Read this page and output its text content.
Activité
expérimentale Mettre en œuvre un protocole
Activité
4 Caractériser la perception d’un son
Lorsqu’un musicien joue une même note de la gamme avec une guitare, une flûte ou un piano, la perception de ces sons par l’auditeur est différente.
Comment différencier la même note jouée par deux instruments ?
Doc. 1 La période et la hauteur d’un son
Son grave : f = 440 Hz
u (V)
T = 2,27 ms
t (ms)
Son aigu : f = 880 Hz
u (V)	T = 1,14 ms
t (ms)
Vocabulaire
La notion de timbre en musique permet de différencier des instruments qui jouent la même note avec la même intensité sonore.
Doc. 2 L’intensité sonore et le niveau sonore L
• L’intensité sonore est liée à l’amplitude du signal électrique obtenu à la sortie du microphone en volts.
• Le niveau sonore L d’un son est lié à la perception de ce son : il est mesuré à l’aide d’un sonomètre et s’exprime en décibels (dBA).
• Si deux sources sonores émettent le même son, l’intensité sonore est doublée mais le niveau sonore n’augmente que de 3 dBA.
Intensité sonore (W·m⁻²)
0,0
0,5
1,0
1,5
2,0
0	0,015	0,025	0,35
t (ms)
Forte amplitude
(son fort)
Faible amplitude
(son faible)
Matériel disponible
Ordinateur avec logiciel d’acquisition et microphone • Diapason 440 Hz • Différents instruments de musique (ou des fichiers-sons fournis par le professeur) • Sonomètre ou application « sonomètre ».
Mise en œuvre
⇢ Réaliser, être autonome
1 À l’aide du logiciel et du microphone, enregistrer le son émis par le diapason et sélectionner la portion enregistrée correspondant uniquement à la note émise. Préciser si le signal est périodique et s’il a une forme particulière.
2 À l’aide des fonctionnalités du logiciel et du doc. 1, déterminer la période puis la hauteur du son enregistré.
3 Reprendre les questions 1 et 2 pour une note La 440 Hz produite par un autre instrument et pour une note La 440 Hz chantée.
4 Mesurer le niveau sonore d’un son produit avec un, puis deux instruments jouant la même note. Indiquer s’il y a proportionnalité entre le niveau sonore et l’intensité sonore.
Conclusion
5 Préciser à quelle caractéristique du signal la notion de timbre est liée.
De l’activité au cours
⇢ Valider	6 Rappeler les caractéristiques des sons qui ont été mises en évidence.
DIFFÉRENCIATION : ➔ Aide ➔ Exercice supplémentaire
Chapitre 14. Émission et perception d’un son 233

● ● ●

— EXERCISE BRIEF —
Where a line holds "œuvre", copy that line.

— THE OUTPUT —
expérimentale Mettre en œuvre un protocole
Mise en œuvre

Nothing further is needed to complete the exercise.